:: LISTING ::

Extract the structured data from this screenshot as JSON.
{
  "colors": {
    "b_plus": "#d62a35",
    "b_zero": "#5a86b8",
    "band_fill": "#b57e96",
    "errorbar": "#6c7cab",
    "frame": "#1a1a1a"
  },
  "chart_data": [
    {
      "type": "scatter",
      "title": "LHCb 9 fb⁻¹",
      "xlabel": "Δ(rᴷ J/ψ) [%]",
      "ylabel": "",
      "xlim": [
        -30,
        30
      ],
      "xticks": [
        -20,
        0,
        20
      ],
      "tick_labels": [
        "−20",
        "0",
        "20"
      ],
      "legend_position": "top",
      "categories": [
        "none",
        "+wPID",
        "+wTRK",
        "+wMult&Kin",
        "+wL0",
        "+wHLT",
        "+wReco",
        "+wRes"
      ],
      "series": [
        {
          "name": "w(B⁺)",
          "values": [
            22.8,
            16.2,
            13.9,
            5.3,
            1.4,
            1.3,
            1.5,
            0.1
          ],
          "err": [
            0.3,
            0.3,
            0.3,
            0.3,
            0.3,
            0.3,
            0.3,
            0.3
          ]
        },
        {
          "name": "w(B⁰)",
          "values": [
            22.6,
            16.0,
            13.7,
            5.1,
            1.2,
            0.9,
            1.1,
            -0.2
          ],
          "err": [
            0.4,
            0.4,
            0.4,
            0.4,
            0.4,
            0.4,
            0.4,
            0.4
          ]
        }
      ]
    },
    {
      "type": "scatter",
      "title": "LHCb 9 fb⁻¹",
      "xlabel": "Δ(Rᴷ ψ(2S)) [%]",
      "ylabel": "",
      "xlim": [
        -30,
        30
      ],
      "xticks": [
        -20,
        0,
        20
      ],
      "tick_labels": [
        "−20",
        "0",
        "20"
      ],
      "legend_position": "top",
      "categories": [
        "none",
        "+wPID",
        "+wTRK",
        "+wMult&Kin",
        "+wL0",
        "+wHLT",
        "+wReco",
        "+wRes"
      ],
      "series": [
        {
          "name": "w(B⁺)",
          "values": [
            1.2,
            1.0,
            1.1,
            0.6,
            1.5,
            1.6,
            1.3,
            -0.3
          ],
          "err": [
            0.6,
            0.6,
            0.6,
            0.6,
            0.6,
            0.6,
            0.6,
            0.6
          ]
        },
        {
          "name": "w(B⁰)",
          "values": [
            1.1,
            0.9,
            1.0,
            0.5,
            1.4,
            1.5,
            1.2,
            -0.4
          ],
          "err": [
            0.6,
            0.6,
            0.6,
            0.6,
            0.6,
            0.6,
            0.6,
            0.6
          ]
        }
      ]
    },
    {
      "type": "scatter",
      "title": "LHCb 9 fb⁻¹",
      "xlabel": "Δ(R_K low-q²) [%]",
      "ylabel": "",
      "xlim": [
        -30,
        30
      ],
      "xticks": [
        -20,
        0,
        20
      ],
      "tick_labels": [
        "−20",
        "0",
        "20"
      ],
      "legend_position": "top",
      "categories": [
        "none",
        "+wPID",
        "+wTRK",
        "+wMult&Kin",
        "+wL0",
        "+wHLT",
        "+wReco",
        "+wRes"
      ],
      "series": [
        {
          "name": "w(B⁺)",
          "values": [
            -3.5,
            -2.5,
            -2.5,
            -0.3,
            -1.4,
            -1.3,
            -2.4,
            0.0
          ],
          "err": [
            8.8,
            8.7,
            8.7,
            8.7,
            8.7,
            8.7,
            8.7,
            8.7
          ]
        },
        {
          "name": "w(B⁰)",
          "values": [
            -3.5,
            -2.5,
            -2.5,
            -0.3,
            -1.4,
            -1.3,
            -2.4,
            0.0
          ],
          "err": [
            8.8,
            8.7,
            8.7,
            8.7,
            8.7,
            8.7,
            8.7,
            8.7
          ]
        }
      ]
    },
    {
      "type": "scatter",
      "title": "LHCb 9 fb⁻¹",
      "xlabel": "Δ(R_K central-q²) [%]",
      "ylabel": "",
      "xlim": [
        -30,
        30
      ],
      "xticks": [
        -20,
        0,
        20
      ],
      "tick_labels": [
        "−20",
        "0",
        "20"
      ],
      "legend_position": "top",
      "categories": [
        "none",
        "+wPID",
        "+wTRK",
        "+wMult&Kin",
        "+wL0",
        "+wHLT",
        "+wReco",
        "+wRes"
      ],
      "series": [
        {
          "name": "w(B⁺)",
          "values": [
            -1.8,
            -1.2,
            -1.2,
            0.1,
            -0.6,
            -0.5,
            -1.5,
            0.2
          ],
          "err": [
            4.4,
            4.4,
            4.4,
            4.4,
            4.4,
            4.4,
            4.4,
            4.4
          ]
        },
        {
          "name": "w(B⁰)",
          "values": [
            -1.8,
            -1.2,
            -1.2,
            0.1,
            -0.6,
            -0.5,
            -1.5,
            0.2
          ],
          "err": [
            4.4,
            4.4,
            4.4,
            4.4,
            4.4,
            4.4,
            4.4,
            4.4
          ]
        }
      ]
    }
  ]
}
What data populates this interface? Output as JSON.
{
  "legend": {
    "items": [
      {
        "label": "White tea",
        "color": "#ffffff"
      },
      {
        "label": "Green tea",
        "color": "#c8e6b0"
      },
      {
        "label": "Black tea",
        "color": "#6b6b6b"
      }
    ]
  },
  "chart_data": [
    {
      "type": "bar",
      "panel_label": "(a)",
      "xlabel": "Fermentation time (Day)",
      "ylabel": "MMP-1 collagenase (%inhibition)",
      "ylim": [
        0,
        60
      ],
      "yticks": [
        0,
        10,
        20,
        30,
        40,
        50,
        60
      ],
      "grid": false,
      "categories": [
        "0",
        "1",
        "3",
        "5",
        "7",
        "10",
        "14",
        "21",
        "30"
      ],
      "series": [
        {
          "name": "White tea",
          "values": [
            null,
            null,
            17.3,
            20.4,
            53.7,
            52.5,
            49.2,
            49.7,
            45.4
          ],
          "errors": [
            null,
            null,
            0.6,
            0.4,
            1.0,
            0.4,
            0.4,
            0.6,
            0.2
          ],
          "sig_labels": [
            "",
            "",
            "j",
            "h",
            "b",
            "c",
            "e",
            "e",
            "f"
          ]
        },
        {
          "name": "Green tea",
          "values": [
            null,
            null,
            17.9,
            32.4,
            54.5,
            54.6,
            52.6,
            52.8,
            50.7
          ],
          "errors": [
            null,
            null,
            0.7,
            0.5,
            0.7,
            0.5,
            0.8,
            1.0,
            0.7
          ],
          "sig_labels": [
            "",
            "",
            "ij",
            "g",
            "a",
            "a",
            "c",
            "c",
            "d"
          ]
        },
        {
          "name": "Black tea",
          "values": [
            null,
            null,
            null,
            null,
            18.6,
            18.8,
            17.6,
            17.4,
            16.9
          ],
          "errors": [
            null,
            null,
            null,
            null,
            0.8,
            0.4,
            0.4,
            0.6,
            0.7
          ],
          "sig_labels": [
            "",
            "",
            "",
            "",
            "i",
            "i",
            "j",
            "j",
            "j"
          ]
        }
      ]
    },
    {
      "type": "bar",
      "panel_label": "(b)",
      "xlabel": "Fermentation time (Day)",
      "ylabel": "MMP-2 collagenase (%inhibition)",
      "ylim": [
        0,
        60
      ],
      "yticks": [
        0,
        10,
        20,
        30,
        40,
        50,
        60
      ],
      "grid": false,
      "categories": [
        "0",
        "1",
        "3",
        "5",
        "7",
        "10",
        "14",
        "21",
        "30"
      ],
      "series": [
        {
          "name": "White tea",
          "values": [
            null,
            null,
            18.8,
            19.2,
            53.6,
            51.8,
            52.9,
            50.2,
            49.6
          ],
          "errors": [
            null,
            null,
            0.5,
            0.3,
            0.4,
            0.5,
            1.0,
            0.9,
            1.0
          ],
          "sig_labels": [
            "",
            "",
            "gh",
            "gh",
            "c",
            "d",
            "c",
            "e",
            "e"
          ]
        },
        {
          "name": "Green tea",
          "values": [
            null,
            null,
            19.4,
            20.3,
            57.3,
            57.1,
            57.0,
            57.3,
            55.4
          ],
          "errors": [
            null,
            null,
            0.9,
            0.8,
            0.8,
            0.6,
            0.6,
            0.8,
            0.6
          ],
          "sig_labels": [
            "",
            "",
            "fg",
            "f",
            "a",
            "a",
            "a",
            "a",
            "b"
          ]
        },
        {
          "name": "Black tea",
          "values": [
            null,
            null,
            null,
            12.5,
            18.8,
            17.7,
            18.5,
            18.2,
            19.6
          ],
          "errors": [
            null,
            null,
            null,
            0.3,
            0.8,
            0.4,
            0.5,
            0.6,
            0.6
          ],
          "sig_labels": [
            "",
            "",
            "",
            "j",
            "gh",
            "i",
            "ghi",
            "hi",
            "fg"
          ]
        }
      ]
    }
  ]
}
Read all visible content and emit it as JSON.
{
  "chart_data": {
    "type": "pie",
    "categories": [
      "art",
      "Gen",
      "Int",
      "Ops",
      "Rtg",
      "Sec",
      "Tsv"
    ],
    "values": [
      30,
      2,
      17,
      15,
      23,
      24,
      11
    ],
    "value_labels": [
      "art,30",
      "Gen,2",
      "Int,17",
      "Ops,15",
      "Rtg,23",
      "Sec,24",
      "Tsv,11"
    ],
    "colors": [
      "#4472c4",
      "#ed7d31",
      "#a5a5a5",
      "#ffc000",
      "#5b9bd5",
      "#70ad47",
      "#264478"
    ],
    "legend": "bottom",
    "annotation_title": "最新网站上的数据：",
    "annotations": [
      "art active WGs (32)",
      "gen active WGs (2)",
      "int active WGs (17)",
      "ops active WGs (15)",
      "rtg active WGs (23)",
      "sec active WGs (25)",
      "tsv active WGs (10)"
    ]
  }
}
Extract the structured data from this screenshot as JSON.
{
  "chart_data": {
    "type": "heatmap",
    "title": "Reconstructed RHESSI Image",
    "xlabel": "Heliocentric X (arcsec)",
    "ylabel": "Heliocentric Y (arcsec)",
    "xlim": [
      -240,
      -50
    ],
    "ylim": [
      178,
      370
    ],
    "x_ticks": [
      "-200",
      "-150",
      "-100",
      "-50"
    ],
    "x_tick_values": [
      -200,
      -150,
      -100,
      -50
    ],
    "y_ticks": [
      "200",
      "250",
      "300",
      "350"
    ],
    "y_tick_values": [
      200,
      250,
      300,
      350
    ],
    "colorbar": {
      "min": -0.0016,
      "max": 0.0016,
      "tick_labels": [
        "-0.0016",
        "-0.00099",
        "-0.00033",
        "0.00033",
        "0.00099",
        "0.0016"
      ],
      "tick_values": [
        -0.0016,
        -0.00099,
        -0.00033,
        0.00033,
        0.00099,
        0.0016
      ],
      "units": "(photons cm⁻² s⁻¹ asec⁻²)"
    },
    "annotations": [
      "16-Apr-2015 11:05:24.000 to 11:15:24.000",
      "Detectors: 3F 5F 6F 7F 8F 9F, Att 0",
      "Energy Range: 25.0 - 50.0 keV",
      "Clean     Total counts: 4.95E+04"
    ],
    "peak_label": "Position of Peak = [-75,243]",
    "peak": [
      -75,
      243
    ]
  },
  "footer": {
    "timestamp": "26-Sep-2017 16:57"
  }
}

:::

#### TASK PROMPT
In the listing above, find the lines holding the word "JSON" and copy them.

#### COMPLETE OUTPUT
Extract the structured data from this screenshot as JSON.
What data populates this interface? Output as JSON.
Read all visible content and emit it as JSON.
Extract the structured data from this screenshot as JSON.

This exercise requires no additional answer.